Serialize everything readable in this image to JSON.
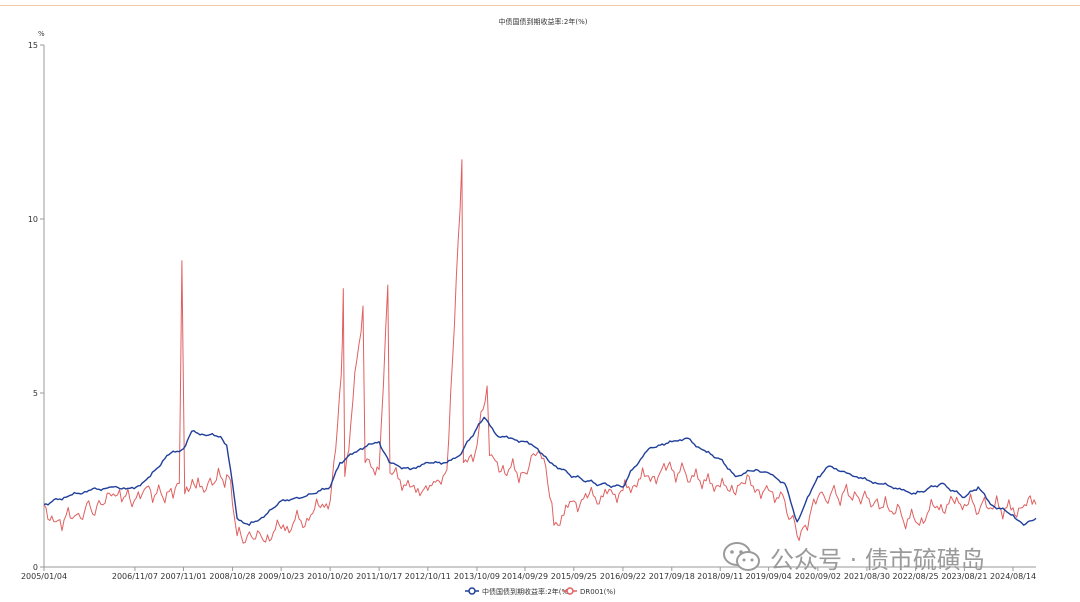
{
  "chart_data": {
    "type": "line",
    "title": "中债国债到期收益率:2年(%)",
    "ylabel": "%",
    "ylim": [
      0,
      15
    ],
    "yticks": [
      "0",
      "5",
      "10",
      "15"
    ],
    "categories": [
      "2005/01/04",
      "2006/11/07",
      "2007/11/01",
      "2008/10/28",
      "2009/10/23",
      "2010/10/20",
      "2011/10/17",
      "2012/10/11",
      "2013/10/09",
      "2014/09/29",
      "2015/09/25",
      "2016/09/22",
      "2017/09/18",
      "2018/09/11",
      "2019/09/04",
      "2020/09/02",
      "2021/08/30",
      "2022/08/25",
      "2023/08/21",
      "2024/08/14"
    ],
    "x_start": "2005/01/04",
    "x_end": "2025/01/31",
    "series": [
      {
        "name": "中债国债到期收益率:2年(%)",
        "color": "#1f3f9a",
        "points": [
          [
            "2005-01-04",
            1.8
          ],
          [
            "2005-06-01",
            2.0
          ],
          [
            "2005-12-01",
            2.2
          ],
          [
            "2006-06-01",
            2.3
          ],
          [
            "2006-11-01",
            2.25
          ],
          [
            "2007-03-01",
            2.6
          ],
          [
            "2007-07-01",
            3.2
          ],
          [
            "2007-11-01",
            3.4
          ],
          [
            "2008-01-01",
            3.9
          ],
          [
            "2008-04-01",
            3.8
          ],
          [
            "2008-08-01",
            3.75
          ],
          [
            "2008-09-15",
            3.5
          ],
          [
            "2008-10-28",
            2.4
          ],
          [
            "2008-12-01",
            1.4
          ],
          [
            "2009-03-01",
            1.2
          ],
          [
            "2009-07-01",
            1.5
          ],
          [
            "2009-10-23",
            1.9
          ],
          [
            "2010-04-01",
            2.0
          ],
          [
            "2010-10-20",
            2.3
          ],
          [
            "2011-01-01",
            3.0
          ],
          [
            "2011-06-01",
            3.4
          ],
          [
            "2011-10-17",
            3.6
          ],
          [
            "2012-01-01",
            3.0
          ],
          [
            "2012-06-01",
            2.8
          ],
          [
            "2012-10-11",
            3.0
          ],
          [
            "2013-03-01",
            3.0
          ],
          [
            "2013-06-01",
            3.2
          ],
          [
            "2013-10-09",
            4.0
          ],
          [
            "2013-12-01",
            4.3
          ],
          [
            "2014-03-01",
            3.8
          ],
          [
            "2014-06-01",
            3.7
          ],
          [
            "2014-09-29",
            3.6
          ],
          [
            "2015-01-01",
            3.4
          ],
          [
            "2015-04-01",
            3.0
          ],
          [
            "2015-09-25",
            2.6
          ],
          [
            "2016-03-01",
            2.4
          ],
          [
            "2016-09-22",
            2.3
          ],
          [
            "2016-12-01",
            2.8
          ],
          [
            "2017-04-01",
            3.4
          ],
          [
            "2017-09-18",
            3.6
          ],
          [
            "2018-01-01",
            3.7
          ],
          [
            "2018-06-01",
            3.3
          ],
          [
            "2018-09-11",
            3.1
          ],
          [
            "2019-01-01",
            2.6
          ],
          [
            "2019-06-01",
            2.8
          ],
          [
            "2019-09-04",
            2.7
          ],
          [
            "2020-01-01",
            2.4
          ],
          [
            "2020-04-01",
            1.3
          ],
          [
            "2020-09-02",
            2.6
          ],
          [
            "2020-12-01",
            2.9
          ],
          [
            "2021-04-01",
            2.7
          ],
          [
            "2021-08-30",
            2.5
          ],
          [
            "2022-03-01",
            2.3
          ],
          [
            "2022-08-25",
            2.1
          ],
          [
            "2023-03-01",
            2.4
          ],
          [
            "2023-08-21",
            2.0
          ],
          [
            "2023-12-01",
            2.3
          ],
          [
            "2024-03-01",
            1.8
          ],
          [
            "2024-08-14",
            1.5
          ],
          [
            "2024-11-01",
            1.2
          ],
          [
            "2025-01-31",
            1.4
          ]
        ]
      },
      {
        "name": "DR001(%)",
        "color": "#e06060",
        "points": [
          [
            "2005-01-04",
            1.8
          ],
          [
            "2005-04-01",
            1.3
          ],
          [
            "2005-09-01",
            1.5
          ],
          [
            "2006-03-01",
            1.8
          ],
          [
            "2006-06-01",
            2.1
          ],
          [
            "2006-11-01",
            1.9
          ],
          [
            "2007-02-01",
            2.3
          ],
          [
            "2007-06-01",
            2.0
          ],
          [
            "2007-10-01",
            2.4
          ],
          [
            "2007-10-20",
            8.8
          ],
          [
            "2007-11-10",
            2.1
          ],
          [
            "2008-03-01",
            2.3
          ],
          [
            "2008-07-01",
            2.5
          ],
          [
            "2008-10-01",
            2.6
          ],
          [
            "2008-10-28",
            1.8
          ],
          [
            "2008-12-01",
            0.9
          ],
          [
            "2009-06-01",
            0.85
          ],
          [
            "2009-10-23",
            1.1
          ],
          [
            "2010-05-01",
            1.4
          ],
          [
            "2010-10-20",
            1.9
          ],
          [
            "2011-01-10",
            5.5
          ],
          [
            "2011-01-25",
            8.0
          ],
          [
            "2011-02-05",
            2.6
          ],
          [
            "2011-06-20",
            7.5
          ],
          [
            "2011-07-05",
            3.0
          ],
          [
            "2011-10-17",
            2.8
          ],
          [
            "2011-12-20",
            8.1
          ],
          [
            "2012-01-05",
            2.7
          ],
          [
            "2012-06-01",
            2.3
          ],
          [
            "2012-10-11",
            2.2
          ],
          [
            "2013-03-01",
            2.8
          ],
          [
            "2013-06-20",
            11.7
          ],
          [
            "2013-07-01",
            3.0
          ],
          [
            "2013-10-09",
            3.5
          ],
          [
            "2013-12-23",
            5.2
          ],
          [
            "2014-01-10",
            3.2
          ],
          [
            "2014-06-01",
            2.8
          ],
          [
            "2014-09-29",
            2.7
          ],
          [
            "2015-01-01",
            3.3
          ],
          [
            "2015-03-01",
            2.9
          ],
          [
            "2015-05-01",
            1.2
          ],
          [
            "2015-09-25",
            1.9
          ],
          [
            "2016-03-01",
            2.0
          ],
          [
            "2016-09-22",
            2.2
          ],
          [
            "2017-03-01",
            2.6
          ],
          [
            "2017-09-18",
            2.8
          ],
          [
            "2018-03-01",
            2.6
          ],
          [
            "2018-09-11",
            2.3
          ],
          [
            "2019-03-01",
            2.4
          ],
          [
            "2019-09-04",
            2.2
          ],
          [
            "2020-01-01",
            1.9
          ],
          [
            "2020-04-01",
            0.9
          ],
          [
            "2020-06-01",
            1.2
          ],
          [
            "2020-09-02",
            2.0
          ],
          [
            "2021-03-01",
            2.1
          ],
          [
            "2021-08-30",
            2.0
          ],
          [
            "2022-03-01",
            1.6
          ],
          [
            "2022-08-25",
            1.3
          ],
          [
            "2023-03-01",
            1.8
          ],
          [
            "2023-08-21",
            1.8
          ],
          [
            "2024-03-01",
            1.7
          ],
          [
            "2024-08-14",
            1.7
          ],
          [
            "2025-01-31",
            1.8
          ]
        ]
      }
    ]
  },
  "watermark": {
    "text": "公众号 · 债市硫磺岛",
    "icon": "wechat-icon"
  }
}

Work to do:
Return to the listing above and set it down exactly, leaving out its pictures.

Solution:
Serialize everything readable in this image to JSON.
{
  "chart_data": {
    "type": "line",
    "title": "中债国债到期收益率:2年(%)",
    "ylabel": "%",
    "ylim": [
      0,
      15
    ],
    "yticks": [
      "0",
      "5",
      "10",
      "15"
    ],
    "categories": [
      "2005/01/04",
      "2006/11/07",
      "2007/11/01",
      "2008/10/28",
      "2009/10/23",
      "2010/10/20",
      "2011/10/17",
      "2012/10/11",
      "2013/10/09",
      "2014/09/29",
      "2015/09/25",
      "2016/09/22",
      "2017/09/18",
      "2018/09/11",
      "2019/09/04",
      "2020/09/02",
      "2021/08/30",
      "2022/08/25",
      "2023/08/21",
      "2024/08/14"
    ],
    "x_start": "2005/01/04",
    "x_end": "2025/01/31",
    "series": [
      {
        "name": "中债国债到期收益率:2年(%)",
        "color": "#1f3f9a",
        "points": [
          [
            "2005-01-04",
            1.8
          ],
          [
            "2005-06-01",
            2.0
          ],
          [
            "2005-12-01",
            2.2
          ],
          [
            "2006-06-01",
            2.3
          ],
          [
            "2006-11-01",
            2.25
          ],
          [
            "2007-03-01",
            2.6
          ],
          [
            "2007-07-01",
            3.2
          ],
          [
            "2007-11-01",
            3.4
          ],
          [
            "2008-01-01",
            3.9
          ],
          [
            "2008-04-01",
            3.8
          ],
          [
            "2008-08-01",
            3.75
          ],
          [
            "2008-09-15",
            3.5
          ],
          [
            "2008-10-28",
            2.4
          ],
          [
            "2008-12-01",
            1.4
          ],
          [
            "2009-03-01",
            1.2
          ],
          [
            "2009-07-01",
            1.5
          ],
          [
            "2009-10-23",
            1.9
          ],
          [
            "2010-04-01",
            2.0
          ],
          [
            "2010-10-20",
            2.3
          ],
          [
            "2011-01-01",
            3.0
          ],
          [
            "2011-06-01",
            3.4
          ],
          [
            "2011-10-17",
            3.6
          ],
          [
            "2012-01-01",
            3.0
          ],
          [
            "2012-06-01",
            2.8
          ],
          [
            "2012-10-11",
            3.0
          ],
          [
            "2013-03-01",
            3.0
          ],
          [
            "2013-06-01",
            3.2
          ],
          [
            "2013-10-09",
            4.0
          ],
          [
            "2013-12-01",
            4.3
          ],
          [
            "2014-03-01",
            3.8
          ],
          [
            "2014-06-01",
            3.7
          ],
          [
            "2014-09-29",
            3.6
          ],
          [
            "2015-01-01",
            3.4
          ],
          [
            "2015-04-01",
            3.0
          ],
          [
            "2015-09-25",
            2.6
          ],
          [
            "2016-03-01",
            2.4
          ],
          [
            "2016-09-22",
            2.3
          ],
          [
            "2016-12-01",
            2.8
          ],
          [
            "2017-04-01",
            3.4
          ],
          [
            "2017-09-18",
            3.6
          ],
          [
            "2018-01-01",
            3.7
          ],
          [
            "2018-06-01",
            3.3
          ],
          [
            "2018-09-11",
            3.1
          ],
          [
            "2019-01-01",
            2.6
          ],
          [
            "2019-06-01",
            2.8
          ],
          [
            "2019-09-04",
            2.7
          ],
          [
            "2020-01-01",
            2.4
          ],
          [
            "2020-04-01",
            1.3
          ],
          [
            "2020-09-02",
            2.6
          ],
          [
            "2020-12-01",
            2.9
          ],
          [
            "2021-04-01",
            2.7
          ],
          [
            "2021-08-30",
            2.5
          ],
          [
            "2022-03-01",
            2.3
          ],
          [
            "2022-08-25",
            2.1
          ],
          [
            "2023-03-01",
            2.4
          ],
          [
            "2023-08-21",
            2.0
          ],
          [
            "2023-12-01",
            2.3
          ],
          [
            "2024-03-01",
            1.8
          ],
          [
            "2024-08-14",
            1.5
          ],
          [
            "2024-11-01",
            1.2
          ],
          [
            "2025-01-31",
            1.4
          ]
        ]
      },
      {
        "name": "DR001(%)",
        "color": "#e06060",
        "points": [
          [
            "2005-01-04",
            1.8
          ],
          [
            "2005-04-01",
            1.3
          ],
          [
            "2005-09-01",
            1.5
          ],
          [
            "2006-03-01",
            1.8
          ],
          [
            "2006-06-01",
            2.1
          ],
          [
            "2006-11-01",
            1.9
          ],
          [
            "2007-02-01",
            2.3
          ],
          [
            "2007-06-01",
            2.0
          ],
          [
            "2007-10-01",
            2.4
          ],
          [
            "2007-10-20",
            8.8
          ],
          [
            "2007-11-10",
            2.1
          ],
          [
            "2008-03-01",
            2.3
          ],
          [
            "2008-07-01",
            2.5
          ],
          [
            "2008-10-01",
            2.6
          ],
          [
            "2008-10-28",
            1.8
          ],
          [
            "2008-12-01",
            0.9
          ],
          [
            "2009-06-01",
            0.85
          ],
          [
            "2009-10-23",
            1.1
          ],
          [
            "2010-05-01",
            1.4
          ],
          [
            "2010-10-20",
            1.9
          ],
          [
            "2011-01-10",
            5.5
          ],
          [
            "2011-01-25",
            8.0
          ],
          [
            "2011-02-05",
            2.6
          ],
          [
            "2011-06-20",
            7.5
          ],
          [
            "2011-07-05",
            3.0
          ],
          [
            "2011-10-17",
            2.8
          ],
          [
            "2011-12-20",
            8.1
          ],
          [
            "2012-01-05",
            2.7
          ],
          [
            "2012-06-01",
            2.3
          ],
          [
            "2012-10-11",
            2.2
          ],
          [
            "2013-03-01",
            2.8
          ],
          [
            "2013-06-20",
            11.7
          ],
          [
            "2013-07-01",
            3.0
          ],
          [
            "2013-10-09",
            3.5
          ],
          [
            "2013-12-23",
            5.2
          ],
          [
            "2014-01-10",
            3.2
          ],
          [
            "2014-06-01",
            2.8
          ],
          [
            "2014-09-29",
            2.7
          ],
          [
            "2015-01-01",
            3.3
          ],
          [
            "2015-03-01",
            2.9
          ],
          [
            "2015-05-01",
            1.2
          ],
          [
            "2015-09-25",
            1.9
          ],
          [
            "2016-03-01",
            2.0
          ],
          [
            "2016-09-22",
            2.2
          ],
          [
            "2017-03-01",
            2.6
          ],
          [
            "2017-09-18",
            2.8
          ],
          [
            "2018-03-01",
            2.6
          ],
          [
            "2018-09-11",
            2.3
          ],
          [
            "2019-03-01",
            2.4
          ],
          [
            "2019-09-04",
            2.2
          ],
          [
            "2020-01-01",
            1.9
          ],
          [
            "2020-04-01",
            0.9
          ],
          [
            "2020-06-01",
            1.2
          ],
          [
            "2020-09-02",
            2.0
          ],
          [
            "2021-03-01",
            2.1
          ],
          [
            "2021-08-30",
            2.0
          ],
          [
            "2022-03-01",
            1.6
          ],
          [
            "2022-08-25",
            1.3
          ],
          [
            "2023-03-01",
            1.8
          ],
          [
            "2023-08-21",
            1.8
          ],
          [
            "2024-03-01",
            1.7
          ],
          [
            "2024-08-14",
            1.7
          ],
          [
            "2025-01-31",
            1.8
          ]
        ]
      }
    ]
  },
  "watermark": {
    "text": "公众号 · 债市硫磺岛",
    "icon": "wechat-icon"
  }
}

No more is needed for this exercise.